** Begin Materials provided **
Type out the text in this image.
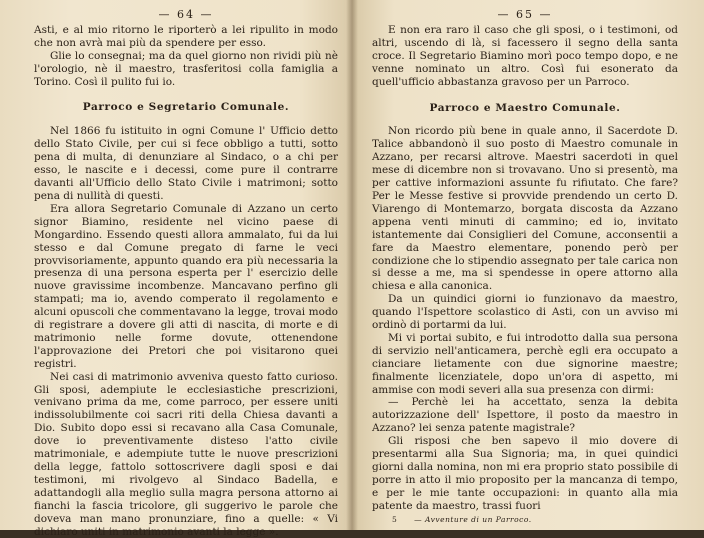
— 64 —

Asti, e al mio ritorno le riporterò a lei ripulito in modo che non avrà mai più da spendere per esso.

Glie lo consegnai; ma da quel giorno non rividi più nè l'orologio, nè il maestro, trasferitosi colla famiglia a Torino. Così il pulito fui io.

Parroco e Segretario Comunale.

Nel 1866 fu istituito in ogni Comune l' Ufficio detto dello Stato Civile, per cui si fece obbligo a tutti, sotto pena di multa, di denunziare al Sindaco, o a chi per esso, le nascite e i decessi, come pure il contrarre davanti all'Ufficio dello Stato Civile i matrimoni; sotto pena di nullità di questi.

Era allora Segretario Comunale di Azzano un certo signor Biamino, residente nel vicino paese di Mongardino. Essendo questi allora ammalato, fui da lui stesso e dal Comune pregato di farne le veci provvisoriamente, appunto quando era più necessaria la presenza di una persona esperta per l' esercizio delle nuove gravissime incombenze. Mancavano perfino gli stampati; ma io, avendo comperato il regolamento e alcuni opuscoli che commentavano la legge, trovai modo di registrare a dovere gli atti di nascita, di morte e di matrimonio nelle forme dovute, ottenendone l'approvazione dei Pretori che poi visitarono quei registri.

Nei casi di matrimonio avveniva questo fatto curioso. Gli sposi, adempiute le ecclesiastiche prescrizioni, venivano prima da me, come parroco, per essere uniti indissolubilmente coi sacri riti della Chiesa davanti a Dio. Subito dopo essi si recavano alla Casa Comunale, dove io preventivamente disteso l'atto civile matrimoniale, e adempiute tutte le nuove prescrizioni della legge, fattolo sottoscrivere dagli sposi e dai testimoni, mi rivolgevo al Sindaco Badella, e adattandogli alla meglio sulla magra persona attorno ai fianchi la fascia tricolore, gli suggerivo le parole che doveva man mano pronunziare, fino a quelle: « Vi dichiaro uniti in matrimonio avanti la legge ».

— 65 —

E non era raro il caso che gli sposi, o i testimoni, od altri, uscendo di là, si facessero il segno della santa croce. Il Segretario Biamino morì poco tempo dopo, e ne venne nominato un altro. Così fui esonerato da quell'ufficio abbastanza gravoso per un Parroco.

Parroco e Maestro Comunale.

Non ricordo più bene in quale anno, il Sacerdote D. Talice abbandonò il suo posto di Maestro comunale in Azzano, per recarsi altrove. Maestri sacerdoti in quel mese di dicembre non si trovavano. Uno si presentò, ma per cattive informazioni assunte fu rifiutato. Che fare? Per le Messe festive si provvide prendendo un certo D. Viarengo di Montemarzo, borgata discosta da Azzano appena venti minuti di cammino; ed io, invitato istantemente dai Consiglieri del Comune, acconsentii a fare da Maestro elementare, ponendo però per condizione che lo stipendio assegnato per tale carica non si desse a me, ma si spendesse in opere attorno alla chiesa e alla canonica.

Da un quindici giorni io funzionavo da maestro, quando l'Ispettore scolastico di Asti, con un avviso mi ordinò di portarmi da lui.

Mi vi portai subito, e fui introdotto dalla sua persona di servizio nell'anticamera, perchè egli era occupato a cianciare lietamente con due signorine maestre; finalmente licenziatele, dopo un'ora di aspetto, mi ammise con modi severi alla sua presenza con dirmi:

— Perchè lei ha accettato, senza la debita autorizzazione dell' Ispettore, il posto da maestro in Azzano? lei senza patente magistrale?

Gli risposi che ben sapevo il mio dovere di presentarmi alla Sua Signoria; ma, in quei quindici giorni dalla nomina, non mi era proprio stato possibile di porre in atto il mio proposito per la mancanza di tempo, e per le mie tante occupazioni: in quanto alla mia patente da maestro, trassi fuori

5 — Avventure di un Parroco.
** End Materials provided **
** Begin Materials provided **
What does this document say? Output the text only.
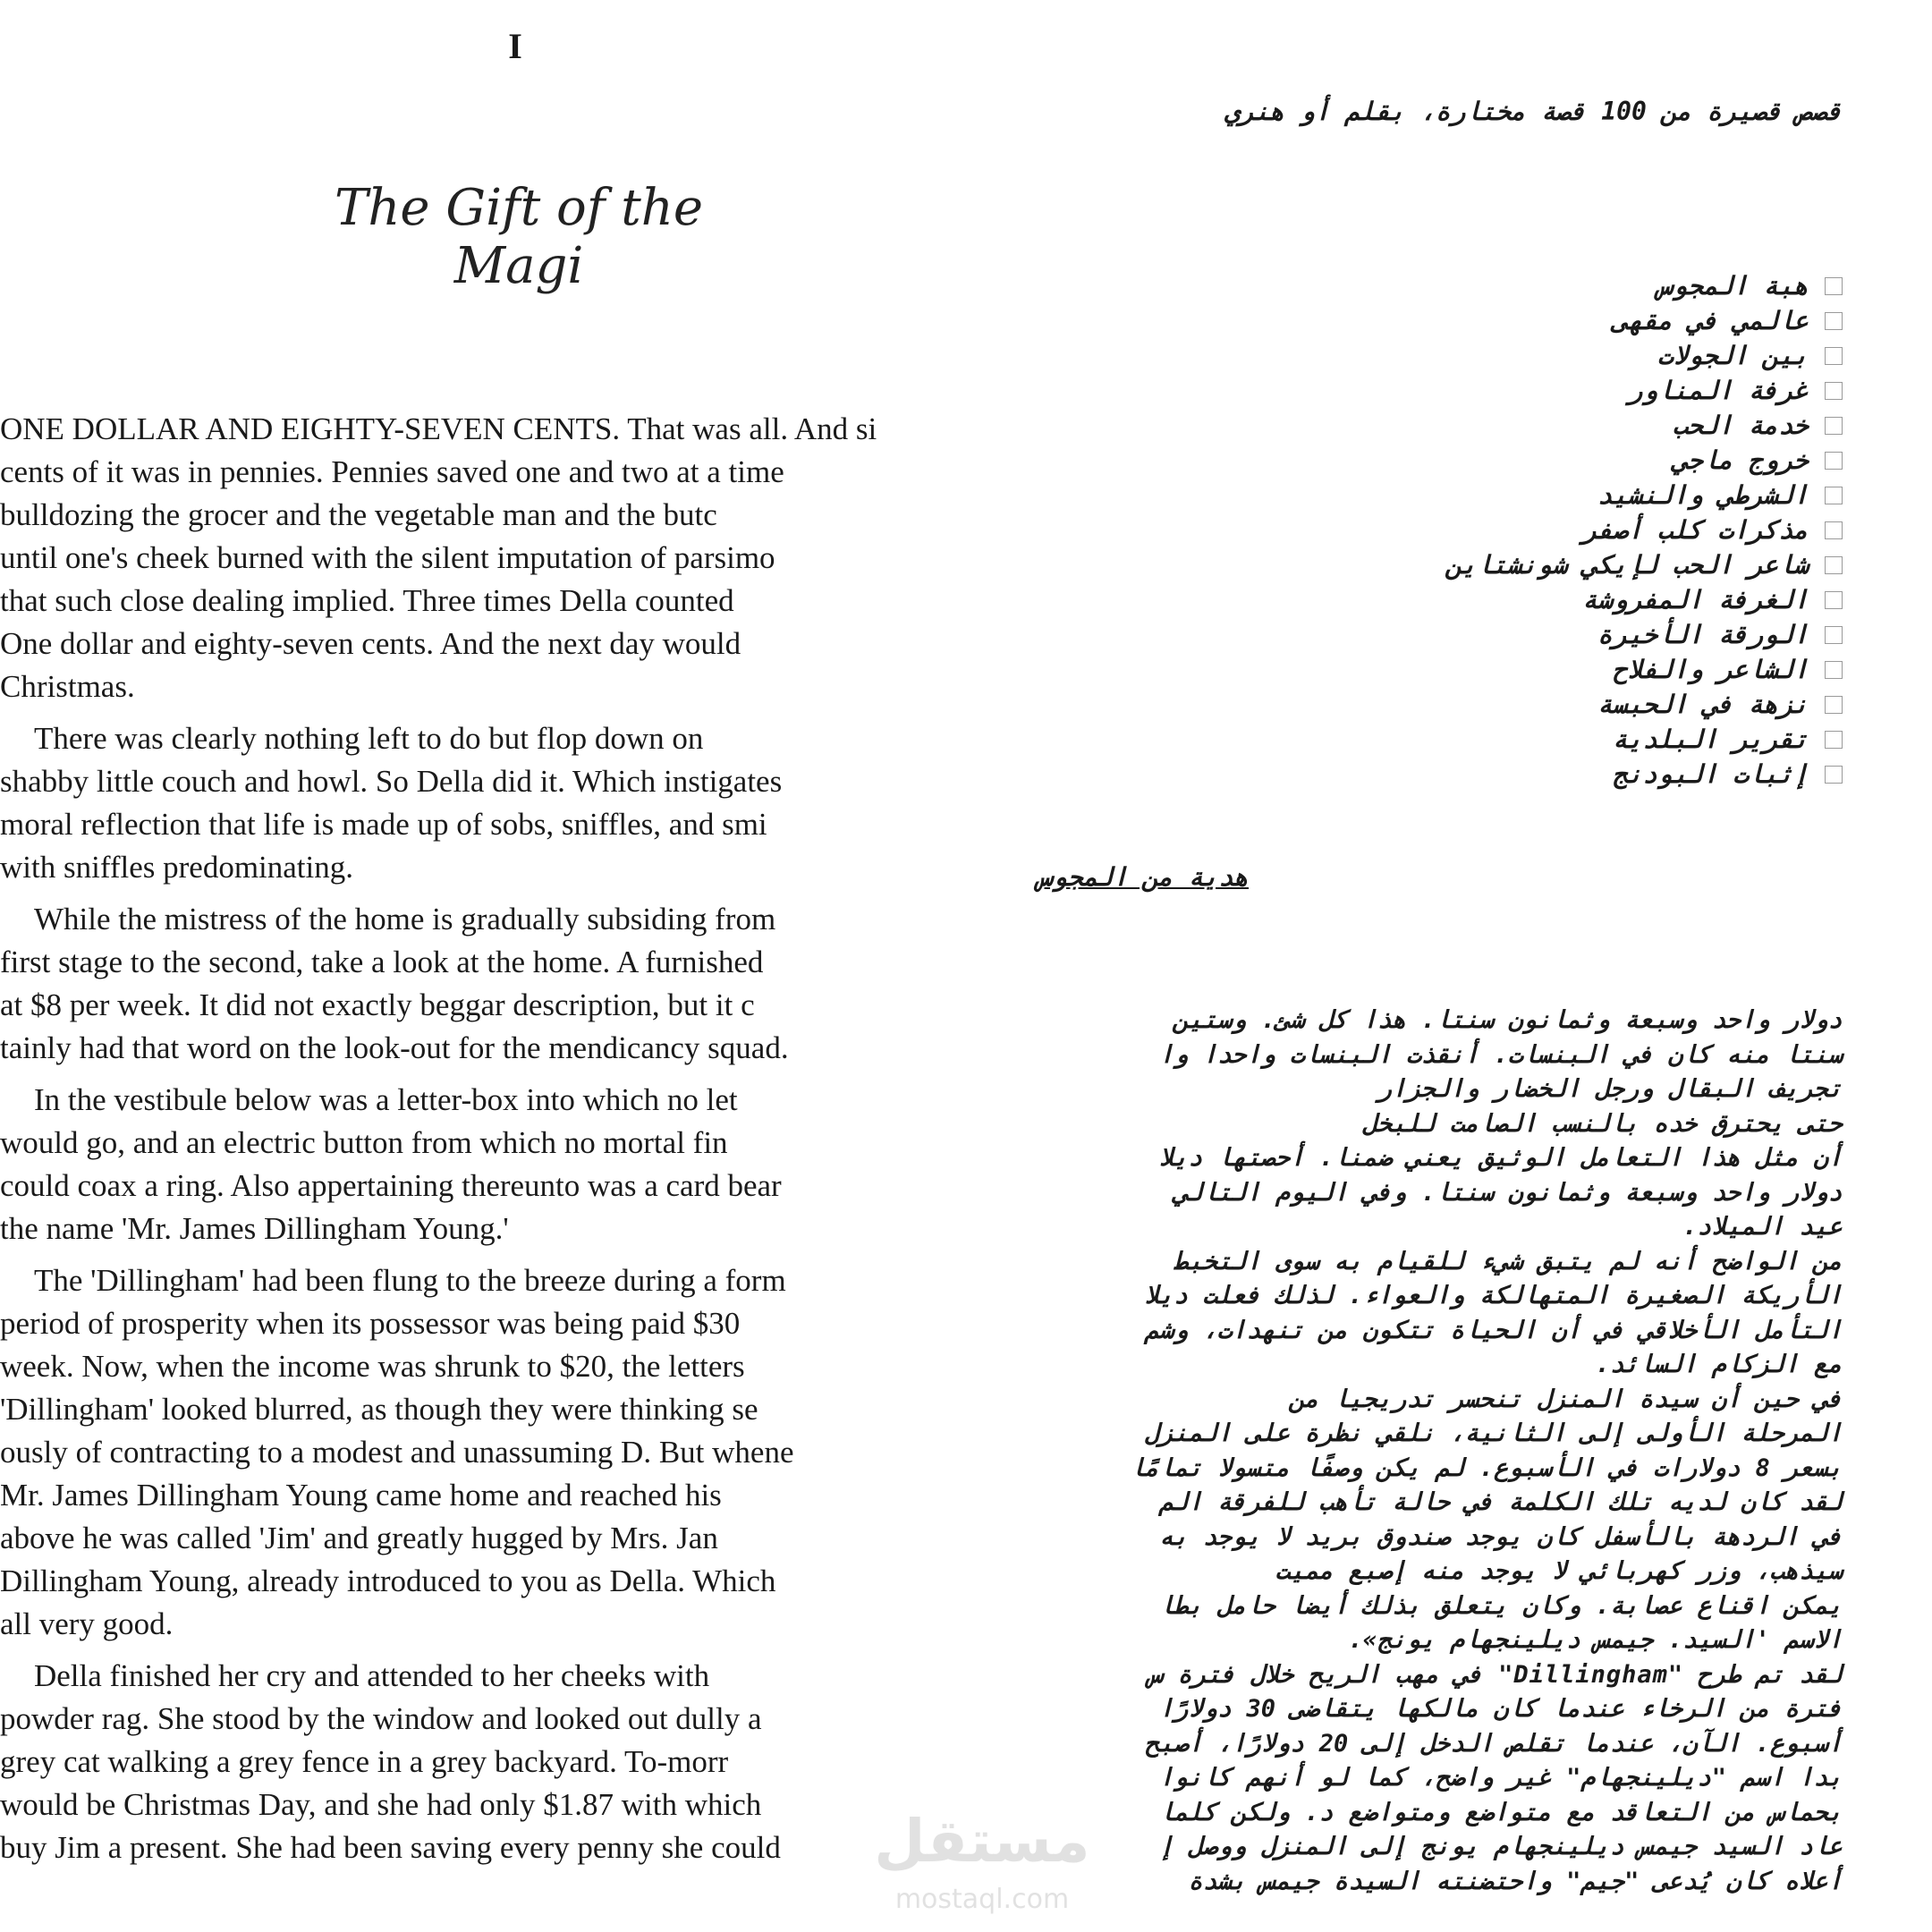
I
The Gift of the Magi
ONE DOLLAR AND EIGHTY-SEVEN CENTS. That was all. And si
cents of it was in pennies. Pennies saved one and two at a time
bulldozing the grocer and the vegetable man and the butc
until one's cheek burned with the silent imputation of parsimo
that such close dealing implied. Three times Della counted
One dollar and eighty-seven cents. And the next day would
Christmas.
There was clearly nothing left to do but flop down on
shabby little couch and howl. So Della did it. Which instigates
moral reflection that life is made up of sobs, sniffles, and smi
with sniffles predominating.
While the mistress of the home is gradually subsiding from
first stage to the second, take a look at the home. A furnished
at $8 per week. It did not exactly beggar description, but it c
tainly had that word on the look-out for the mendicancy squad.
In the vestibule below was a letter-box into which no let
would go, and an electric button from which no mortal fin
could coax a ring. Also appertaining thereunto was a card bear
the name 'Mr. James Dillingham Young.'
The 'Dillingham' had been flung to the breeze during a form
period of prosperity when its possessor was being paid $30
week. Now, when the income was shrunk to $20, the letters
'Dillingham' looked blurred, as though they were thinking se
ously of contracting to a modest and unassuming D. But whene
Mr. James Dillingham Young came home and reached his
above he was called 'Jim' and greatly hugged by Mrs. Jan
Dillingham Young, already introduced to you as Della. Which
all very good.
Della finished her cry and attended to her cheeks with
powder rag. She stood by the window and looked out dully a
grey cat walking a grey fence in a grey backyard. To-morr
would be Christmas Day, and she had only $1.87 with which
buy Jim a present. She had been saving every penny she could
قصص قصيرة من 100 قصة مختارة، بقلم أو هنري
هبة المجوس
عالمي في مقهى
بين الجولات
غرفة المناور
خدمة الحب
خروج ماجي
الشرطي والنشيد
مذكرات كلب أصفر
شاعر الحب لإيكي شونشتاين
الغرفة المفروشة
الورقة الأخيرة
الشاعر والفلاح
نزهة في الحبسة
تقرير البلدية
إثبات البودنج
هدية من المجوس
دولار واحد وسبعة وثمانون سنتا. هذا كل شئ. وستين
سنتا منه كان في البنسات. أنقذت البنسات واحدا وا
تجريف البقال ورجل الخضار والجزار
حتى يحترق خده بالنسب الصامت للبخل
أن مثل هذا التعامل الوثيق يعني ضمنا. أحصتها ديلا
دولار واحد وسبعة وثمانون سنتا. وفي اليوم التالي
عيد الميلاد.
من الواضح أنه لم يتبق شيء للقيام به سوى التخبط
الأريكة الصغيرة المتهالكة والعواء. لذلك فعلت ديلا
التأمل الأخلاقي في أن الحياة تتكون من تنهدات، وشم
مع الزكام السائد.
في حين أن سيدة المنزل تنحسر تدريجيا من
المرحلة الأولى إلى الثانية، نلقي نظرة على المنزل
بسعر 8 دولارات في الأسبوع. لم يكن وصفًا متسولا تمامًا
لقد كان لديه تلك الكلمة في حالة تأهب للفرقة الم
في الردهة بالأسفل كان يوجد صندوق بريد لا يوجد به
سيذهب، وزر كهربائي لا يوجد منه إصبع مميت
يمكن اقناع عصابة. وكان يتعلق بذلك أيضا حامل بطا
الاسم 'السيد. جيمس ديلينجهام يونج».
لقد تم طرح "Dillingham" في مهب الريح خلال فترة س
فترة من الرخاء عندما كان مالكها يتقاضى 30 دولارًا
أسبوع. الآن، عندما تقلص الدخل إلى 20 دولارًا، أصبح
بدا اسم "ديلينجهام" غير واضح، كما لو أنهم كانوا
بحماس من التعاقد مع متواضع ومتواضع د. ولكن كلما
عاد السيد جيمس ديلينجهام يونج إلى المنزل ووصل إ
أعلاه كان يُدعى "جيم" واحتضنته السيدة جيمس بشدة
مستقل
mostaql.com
** End Materials provided **
** Begin Materials provided **
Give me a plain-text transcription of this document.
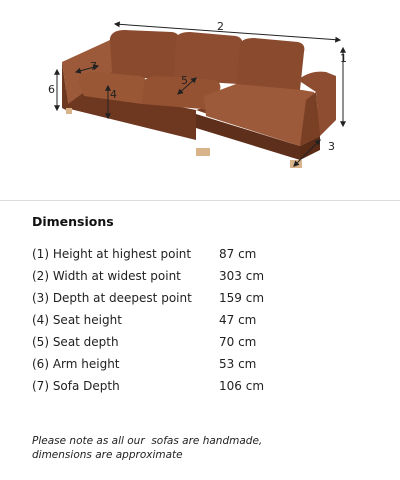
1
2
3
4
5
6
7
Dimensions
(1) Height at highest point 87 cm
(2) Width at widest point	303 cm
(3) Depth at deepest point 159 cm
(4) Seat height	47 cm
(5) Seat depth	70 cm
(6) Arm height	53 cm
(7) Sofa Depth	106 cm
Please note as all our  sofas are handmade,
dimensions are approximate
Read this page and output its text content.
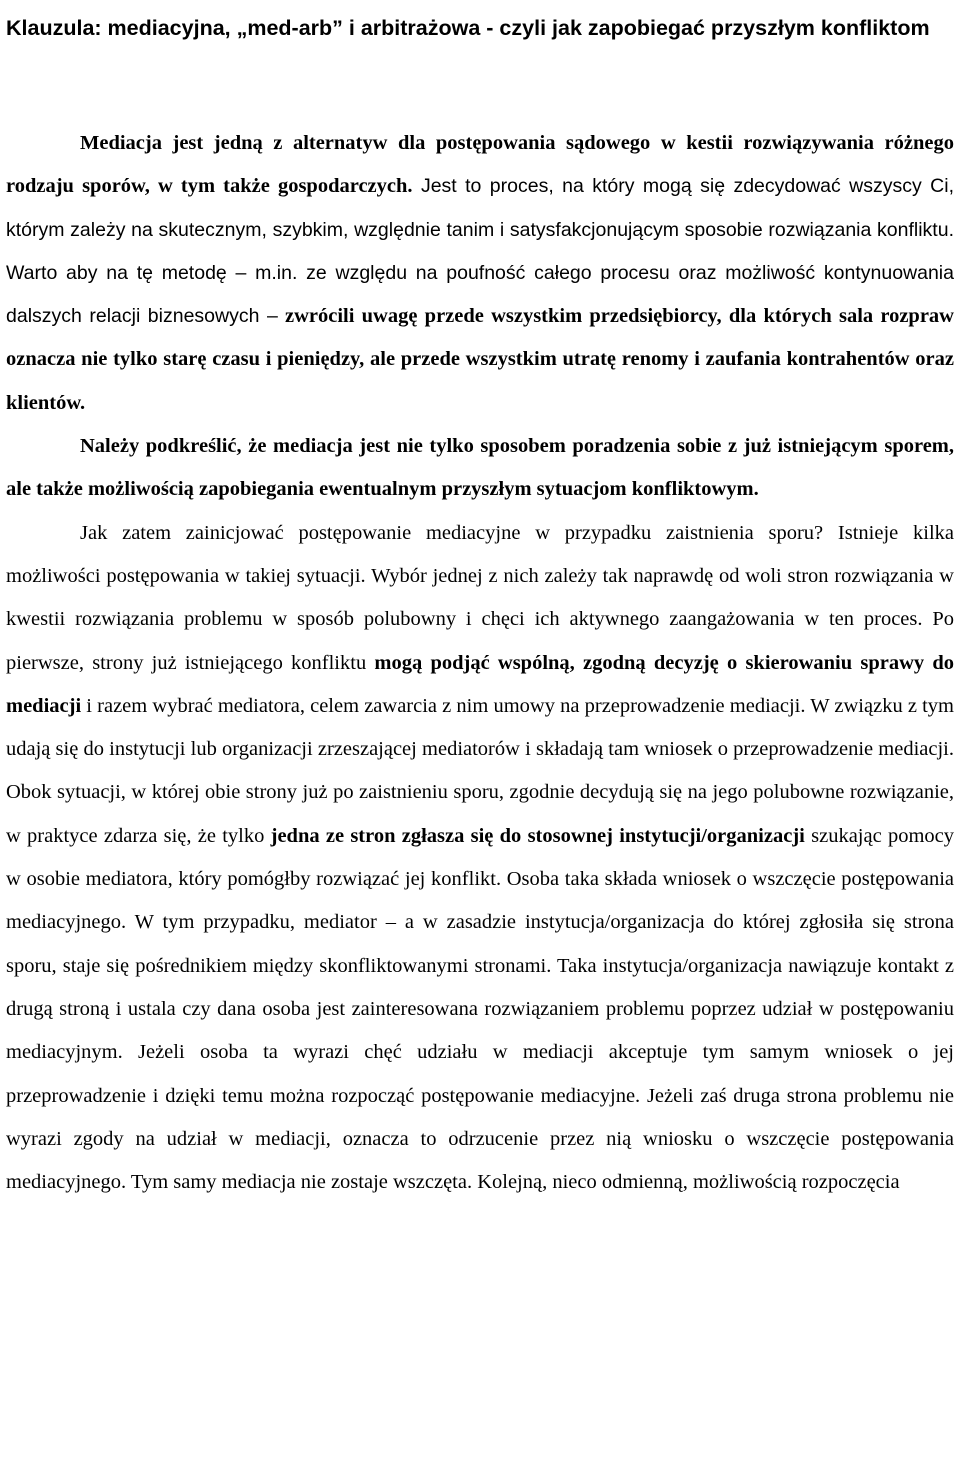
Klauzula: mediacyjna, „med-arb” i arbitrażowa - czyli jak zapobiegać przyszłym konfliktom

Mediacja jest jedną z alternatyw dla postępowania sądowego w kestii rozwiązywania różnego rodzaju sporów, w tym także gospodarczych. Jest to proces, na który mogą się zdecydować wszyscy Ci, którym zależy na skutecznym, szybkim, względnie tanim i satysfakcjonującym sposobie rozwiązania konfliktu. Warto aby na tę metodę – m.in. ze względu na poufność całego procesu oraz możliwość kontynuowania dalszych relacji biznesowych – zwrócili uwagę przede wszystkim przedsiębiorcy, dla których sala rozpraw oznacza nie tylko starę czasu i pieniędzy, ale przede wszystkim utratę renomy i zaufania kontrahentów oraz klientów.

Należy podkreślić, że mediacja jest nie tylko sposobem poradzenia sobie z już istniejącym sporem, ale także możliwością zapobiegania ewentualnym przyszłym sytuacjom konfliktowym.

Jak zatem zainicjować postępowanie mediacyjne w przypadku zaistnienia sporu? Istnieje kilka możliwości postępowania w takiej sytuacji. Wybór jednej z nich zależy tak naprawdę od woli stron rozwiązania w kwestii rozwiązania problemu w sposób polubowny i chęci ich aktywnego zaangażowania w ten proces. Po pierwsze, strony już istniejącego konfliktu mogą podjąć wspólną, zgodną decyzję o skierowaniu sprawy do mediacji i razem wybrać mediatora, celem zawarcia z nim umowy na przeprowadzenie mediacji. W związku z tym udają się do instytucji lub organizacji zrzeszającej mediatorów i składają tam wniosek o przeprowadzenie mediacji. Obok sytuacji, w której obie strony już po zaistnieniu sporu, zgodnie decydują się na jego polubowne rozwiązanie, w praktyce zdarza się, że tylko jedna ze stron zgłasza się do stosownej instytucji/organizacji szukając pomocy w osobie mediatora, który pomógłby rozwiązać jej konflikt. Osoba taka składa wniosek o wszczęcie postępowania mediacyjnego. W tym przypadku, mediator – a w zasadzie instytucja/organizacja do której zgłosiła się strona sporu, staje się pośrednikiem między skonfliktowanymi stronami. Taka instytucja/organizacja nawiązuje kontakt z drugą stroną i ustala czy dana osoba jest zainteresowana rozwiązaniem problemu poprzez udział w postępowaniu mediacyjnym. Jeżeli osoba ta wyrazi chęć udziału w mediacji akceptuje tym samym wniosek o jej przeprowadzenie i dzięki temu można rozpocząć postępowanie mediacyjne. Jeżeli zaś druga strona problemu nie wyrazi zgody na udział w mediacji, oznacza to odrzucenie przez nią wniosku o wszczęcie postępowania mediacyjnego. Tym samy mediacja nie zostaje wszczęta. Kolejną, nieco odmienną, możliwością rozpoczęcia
** End Materials provided **
* Problem description *
From the data, pick out every line that includes "would".

* Exercise result *
One dollar and eighty-seven cents. And the next day would
would go, and an electric button from which no mortal fin
would be Christmas Day, and she had only $1.87 with which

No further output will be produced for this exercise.